▶ **Rows taken from a collection**:
◇ ◇ ◇ ◇
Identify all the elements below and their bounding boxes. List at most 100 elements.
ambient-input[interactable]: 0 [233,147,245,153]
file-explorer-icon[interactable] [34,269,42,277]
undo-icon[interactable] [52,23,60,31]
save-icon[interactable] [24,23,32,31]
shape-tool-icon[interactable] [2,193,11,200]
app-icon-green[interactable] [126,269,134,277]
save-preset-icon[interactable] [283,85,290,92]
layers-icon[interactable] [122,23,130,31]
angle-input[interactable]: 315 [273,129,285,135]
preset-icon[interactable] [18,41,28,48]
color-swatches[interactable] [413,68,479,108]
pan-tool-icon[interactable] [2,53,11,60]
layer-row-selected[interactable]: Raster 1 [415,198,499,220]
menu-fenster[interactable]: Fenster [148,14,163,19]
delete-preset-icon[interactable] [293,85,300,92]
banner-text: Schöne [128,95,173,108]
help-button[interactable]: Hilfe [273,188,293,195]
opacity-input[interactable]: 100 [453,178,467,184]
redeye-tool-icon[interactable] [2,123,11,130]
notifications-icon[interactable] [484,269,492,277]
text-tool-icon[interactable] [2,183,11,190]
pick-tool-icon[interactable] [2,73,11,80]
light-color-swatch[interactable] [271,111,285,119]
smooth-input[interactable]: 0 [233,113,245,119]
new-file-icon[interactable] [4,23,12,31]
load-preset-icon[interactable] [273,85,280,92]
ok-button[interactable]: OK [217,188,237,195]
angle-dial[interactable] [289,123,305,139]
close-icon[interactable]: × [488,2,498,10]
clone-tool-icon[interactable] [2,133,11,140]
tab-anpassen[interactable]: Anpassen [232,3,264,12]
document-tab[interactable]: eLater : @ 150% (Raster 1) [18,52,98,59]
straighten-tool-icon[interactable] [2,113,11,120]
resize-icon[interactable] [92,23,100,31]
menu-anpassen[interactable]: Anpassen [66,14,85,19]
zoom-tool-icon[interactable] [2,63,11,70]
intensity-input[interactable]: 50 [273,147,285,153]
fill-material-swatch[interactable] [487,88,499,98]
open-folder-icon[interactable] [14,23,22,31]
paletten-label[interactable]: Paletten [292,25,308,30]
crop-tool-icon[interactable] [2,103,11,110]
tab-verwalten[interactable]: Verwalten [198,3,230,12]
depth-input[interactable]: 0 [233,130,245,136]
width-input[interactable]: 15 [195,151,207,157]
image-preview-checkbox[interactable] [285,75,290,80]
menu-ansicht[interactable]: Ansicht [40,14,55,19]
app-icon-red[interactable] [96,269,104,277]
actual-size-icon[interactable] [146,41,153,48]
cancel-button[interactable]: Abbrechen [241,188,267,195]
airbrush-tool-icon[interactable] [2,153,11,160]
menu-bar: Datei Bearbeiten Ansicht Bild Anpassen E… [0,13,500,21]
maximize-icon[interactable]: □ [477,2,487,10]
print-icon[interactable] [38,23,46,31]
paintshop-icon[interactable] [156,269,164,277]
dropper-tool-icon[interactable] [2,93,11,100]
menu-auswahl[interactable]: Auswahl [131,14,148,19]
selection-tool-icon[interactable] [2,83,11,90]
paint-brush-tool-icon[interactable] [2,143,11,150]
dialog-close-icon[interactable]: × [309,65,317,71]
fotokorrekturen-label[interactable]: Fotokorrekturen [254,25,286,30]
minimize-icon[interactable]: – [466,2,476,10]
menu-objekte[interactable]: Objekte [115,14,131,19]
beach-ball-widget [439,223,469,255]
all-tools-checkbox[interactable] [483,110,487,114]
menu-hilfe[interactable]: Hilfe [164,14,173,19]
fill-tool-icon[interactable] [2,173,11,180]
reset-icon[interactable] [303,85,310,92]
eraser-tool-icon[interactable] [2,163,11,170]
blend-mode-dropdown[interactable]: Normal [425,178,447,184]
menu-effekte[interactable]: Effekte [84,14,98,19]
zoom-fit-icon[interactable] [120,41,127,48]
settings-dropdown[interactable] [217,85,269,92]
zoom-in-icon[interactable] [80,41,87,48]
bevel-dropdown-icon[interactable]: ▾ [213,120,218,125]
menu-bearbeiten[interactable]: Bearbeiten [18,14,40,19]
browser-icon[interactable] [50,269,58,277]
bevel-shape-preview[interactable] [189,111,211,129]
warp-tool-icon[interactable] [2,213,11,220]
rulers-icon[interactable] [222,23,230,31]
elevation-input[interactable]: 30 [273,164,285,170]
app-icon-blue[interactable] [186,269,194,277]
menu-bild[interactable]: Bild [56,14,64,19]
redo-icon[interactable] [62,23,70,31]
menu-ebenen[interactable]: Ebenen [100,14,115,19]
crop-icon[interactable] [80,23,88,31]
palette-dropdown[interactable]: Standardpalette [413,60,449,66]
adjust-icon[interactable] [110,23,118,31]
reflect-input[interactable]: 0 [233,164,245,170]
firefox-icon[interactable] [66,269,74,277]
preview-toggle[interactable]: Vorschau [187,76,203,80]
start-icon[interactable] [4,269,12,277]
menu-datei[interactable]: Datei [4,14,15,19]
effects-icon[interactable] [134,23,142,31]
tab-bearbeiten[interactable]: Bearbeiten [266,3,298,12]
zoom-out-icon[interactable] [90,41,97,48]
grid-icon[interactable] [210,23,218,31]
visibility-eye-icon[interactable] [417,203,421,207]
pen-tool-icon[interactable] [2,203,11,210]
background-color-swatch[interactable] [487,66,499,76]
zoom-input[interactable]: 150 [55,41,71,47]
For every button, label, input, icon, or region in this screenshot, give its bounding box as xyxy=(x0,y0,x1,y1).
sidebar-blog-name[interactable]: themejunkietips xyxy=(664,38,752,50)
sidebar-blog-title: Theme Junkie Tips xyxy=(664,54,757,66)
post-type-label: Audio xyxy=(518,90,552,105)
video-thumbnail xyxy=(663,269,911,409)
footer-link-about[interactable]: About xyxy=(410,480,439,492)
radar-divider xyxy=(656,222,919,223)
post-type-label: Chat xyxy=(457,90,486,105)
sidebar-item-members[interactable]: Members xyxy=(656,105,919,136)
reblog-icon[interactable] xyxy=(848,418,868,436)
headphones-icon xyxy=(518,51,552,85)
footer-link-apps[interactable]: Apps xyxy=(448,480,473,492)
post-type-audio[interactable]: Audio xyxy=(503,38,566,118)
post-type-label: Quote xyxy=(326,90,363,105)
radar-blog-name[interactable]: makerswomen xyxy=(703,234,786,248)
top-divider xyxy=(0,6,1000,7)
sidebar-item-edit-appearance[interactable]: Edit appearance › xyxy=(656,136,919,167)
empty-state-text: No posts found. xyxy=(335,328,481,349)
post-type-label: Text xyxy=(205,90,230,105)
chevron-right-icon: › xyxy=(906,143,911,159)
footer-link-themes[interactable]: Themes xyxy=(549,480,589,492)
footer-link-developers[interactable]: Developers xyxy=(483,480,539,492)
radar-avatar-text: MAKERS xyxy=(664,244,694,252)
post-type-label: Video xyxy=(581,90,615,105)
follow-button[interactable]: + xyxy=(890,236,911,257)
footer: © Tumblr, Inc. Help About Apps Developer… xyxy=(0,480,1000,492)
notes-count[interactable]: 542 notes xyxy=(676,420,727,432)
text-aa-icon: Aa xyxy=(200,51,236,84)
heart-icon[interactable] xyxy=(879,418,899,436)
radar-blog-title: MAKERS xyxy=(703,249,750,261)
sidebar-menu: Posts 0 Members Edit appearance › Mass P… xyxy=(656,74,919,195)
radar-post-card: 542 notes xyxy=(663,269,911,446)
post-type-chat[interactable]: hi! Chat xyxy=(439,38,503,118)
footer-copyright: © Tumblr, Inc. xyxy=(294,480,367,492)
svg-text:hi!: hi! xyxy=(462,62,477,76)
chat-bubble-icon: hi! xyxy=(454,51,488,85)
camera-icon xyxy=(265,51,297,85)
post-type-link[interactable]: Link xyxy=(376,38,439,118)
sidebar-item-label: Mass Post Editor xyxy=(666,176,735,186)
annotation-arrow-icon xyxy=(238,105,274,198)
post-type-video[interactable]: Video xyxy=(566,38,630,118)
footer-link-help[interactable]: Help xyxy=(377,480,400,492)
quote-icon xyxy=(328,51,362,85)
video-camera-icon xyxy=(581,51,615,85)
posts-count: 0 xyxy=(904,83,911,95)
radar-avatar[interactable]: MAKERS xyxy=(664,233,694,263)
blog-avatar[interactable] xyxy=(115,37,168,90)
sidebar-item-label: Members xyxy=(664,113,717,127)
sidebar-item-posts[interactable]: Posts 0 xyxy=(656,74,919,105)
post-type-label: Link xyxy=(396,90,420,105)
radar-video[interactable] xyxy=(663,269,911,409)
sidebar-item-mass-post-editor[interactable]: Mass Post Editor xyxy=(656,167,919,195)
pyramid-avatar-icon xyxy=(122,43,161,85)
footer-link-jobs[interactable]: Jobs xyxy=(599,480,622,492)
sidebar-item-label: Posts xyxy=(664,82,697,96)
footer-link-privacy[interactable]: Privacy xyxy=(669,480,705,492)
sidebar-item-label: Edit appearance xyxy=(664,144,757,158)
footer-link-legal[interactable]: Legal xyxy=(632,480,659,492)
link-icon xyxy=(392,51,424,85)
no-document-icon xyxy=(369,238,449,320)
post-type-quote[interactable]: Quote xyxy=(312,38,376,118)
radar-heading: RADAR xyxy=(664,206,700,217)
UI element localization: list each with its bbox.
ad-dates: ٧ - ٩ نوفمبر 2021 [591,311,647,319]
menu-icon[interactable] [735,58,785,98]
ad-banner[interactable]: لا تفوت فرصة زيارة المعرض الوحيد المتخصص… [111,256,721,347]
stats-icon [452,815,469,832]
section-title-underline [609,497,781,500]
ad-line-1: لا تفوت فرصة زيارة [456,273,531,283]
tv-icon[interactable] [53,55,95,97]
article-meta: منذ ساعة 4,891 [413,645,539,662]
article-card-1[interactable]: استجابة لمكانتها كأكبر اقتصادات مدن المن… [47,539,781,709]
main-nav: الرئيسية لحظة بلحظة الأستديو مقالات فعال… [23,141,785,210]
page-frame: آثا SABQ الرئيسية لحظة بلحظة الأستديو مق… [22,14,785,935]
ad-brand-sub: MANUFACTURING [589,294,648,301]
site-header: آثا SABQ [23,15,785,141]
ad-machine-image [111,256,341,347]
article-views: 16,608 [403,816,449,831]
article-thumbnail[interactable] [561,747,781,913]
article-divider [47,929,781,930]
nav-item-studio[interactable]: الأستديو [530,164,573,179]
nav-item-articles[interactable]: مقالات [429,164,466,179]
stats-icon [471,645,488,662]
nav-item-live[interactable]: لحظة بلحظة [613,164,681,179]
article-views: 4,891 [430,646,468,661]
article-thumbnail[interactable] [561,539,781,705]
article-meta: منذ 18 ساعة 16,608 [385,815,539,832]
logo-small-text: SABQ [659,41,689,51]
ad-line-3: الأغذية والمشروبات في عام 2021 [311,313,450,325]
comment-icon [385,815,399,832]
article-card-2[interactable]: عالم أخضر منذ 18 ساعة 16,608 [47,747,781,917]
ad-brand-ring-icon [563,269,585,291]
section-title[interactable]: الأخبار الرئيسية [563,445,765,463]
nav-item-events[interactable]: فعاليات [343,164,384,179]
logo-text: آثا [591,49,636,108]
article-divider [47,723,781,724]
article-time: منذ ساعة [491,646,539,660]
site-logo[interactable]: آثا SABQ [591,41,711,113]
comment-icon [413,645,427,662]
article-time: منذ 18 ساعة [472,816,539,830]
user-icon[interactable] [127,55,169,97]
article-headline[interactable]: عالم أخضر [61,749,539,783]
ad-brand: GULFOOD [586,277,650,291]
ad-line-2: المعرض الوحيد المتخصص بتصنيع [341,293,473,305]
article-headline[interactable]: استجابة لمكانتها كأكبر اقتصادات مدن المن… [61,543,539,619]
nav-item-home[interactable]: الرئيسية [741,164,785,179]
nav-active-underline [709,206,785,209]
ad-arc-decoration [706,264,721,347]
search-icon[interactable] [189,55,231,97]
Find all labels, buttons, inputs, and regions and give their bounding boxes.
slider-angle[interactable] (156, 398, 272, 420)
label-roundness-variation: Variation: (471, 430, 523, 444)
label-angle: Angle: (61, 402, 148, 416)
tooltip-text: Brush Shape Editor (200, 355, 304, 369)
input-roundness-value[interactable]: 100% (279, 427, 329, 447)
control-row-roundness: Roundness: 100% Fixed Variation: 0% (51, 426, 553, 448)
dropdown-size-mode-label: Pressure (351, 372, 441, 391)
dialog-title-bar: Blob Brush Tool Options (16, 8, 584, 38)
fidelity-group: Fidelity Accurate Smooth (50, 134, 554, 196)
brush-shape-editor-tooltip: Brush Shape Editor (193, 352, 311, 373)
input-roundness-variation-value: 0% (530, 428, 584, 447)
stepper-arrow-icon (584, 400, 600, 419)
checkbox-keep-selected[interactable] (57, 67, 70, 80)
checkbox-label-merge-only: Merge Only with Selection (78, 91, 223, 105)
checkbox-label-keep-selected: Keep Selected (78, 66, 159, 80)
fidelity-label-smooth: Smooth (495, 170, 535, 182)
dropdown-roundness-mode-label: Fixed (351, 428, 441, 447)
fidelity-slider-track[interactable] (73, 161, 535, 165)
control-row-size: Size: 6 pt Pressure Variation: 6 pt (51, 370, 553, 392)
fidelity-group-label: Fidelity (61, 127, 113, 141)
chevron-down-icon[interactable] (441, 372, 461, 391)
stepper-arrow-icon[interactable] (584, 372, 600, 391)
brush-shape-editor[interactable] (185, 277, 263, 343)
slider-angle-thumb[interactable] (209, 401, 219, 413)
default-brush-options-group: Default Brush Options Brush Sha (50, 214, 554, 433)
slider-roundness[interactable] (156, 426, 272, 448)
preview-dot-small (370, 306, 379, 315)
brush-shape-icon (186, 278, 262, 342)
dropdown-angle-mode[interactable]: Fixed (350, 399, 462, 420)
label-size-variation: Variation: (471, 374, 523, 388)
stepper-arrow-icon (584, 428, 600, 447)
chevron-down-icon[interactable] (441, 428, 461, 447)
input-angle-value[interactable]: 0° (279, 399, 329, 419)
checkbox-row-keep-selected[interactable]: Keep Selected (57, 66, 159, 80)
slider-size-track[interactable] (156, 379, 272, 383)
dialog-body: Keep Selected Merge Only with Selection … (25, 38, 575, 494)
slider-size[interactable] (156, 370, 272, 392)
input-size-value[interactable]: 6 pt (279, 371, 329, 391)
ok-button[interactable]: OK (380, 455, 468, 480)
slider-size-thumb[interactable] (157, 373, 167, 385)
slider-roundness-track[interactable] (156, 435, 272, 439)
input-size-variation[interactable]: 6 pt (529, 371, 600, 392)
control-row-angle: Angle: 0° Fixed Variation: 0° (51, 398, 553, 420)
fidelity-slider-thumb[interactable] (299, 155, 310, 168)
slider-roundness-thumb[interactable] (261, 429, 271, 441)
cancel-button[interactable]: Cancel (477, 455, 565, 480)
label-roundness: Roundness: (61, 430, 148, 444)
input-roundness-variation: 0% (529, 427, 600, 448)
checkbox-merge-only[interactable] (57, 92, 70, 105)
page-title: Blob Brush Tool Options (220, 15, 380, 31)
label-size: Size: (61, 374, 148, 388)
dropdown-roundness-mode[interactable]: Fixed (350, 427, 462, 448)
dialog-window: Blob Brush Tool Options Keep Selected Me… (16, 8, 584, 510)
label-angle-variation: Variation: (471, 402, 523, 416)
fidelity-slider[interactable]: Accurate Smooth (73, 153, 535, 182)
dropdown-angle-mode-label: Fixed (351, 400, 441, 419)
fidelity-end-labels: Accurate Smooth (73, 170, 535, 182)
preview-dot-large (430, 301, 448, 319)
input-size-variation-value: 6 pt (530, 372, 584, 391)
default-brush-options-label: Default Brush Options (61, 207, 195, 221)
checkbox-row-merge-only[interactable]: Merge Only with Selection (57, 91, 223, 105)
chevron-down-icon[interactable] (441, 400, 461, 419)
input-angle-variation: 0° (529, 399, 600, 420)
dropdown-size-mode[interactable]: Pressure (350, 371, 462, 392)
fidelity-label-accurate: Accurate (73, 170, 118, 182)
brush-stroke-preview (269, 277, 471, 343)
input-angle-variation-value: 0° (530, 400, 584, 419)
◇ ◇ ◇ ◇
▶ **GOAL OF THE EXERCISE**: Rewrite the rows from the first one through the line holding "save-icon[interactable] [24,23,32,31]", inclusive, with "undo-icon" changed to "redo-icon" and nothing else altered.

▶ **WRITTEN RESPONSE**:
Identify all the elements below and their bounding boxes. List at most 100 elements.
ambient-input[interactable]: 0 [233,147,245,153]
file-explorer-icon[interactable] [34,269,42,277]
redo-icon[interactable] [52,23,60,31]
save-icon[interactable] [24,23,32,31]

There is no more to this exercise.